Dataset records
□ □ □ □ □ □ □

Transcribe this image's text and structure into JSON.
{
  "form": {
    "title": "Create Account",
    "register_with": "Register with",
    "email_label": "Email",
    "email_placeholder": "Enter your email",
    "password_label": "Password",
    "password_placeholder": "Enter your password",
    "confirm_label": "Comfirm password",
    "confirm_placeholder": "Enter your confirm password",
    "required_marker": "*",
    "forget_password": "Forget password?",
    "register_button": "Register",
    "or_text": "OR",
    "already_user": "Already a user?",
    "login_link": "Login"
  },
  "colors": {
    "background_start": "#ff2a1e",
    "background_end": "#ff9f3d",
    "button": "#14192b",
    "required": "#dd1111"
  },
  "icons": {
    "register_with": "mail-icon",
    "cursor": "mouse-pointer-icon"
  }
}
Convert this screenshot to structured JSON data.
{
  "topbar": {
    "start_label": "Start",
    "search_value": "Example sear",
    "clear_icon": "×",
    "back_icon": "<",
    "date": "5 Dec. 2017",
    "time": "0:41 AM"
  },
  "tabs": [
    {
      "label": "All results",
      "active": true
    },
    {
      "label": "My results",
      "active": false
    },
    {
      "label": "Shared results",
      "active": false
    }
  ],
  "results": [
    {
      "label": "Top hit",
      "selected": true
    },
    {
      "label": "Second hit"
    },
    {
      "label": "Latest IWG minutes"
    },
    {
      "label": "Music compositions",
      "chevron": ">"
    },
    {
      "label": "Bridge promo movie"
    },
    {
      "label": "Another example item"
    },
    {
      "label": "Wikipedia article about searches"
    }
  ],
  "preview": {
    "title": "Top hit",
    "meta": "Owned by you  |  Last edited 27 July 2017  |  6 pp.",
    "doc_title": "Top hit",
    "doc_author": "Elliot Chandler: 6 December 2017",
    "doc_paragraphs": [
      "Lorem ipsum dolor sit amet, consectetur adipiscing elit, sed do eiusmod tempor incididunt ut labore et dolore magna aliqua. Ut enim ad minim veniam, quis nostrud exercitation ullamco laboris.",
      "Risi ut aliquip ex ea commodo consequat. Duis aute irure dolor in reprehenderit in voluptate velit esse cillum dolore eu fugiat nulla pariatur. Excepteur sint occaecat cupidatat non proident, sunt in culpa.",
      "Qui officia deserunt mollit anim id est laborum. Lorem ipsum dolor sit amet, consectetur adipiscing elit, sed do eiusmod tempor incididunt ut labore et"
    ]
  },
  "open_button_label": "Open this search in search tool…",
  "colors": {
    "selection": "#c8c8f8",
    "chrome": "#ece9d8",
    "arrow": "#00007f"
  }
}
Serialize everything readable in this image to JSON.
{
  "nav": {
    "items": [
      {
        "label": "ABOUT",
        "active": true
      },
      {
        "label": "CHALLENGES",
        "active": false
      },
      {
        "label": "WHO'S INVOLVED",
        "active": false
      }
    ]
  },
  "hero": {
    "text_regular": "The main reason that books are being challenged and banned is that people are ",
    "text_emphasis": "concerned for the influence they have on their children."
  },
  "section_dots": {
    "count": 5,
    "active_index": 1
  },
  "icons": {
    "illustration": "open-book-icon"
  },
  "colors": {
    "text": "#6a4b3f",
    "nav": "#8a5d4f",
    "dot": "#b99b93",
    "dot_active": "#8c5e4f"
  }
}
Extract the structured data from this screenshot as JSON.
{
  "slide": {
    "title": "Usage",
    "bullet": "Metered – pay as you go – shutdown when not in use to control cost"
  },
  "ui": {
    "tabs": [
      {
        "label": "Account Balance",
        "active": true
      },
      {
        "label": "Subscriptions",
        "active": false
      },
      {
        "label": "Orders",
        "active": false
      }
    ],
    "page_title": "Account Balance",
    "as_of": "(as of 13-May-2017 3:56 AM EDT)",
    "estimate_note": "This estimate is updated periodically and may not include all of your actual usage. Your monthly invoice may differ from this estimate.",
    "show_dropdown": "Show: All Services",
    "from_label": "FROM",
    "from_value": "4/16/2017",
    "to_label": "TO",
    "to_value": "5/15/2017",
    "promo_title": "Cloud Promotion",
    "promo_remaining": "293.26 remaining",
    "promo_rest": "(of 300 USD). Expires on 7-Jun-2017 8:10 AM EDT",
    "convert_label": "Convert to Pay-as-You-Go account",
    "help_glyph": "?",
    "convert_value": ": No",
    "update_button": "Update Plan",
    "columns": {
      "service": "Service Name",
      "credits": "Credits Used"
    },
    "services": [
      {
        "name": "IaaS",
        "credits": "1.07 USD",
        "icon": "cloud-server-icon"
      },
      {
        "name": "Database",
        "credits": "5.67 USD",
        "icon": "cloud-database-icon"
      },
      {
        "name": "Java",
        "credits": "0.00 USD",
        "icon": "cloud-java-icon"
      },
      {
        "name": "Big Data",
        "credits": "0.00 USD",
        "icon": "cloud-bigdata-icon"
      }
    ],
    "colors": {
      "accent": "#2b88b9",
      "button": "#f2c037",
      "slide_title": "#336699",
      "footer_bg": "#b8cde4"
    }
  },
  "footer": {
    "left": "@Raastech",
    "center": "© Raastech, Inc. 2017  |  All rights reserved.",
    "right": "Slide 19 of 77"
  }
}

□ □ □ □ □ □ □

**THE EXERCISE**
Indicate how many lines of the material include the word "credits"; the number alone is required.

**THE OUTPUT**
5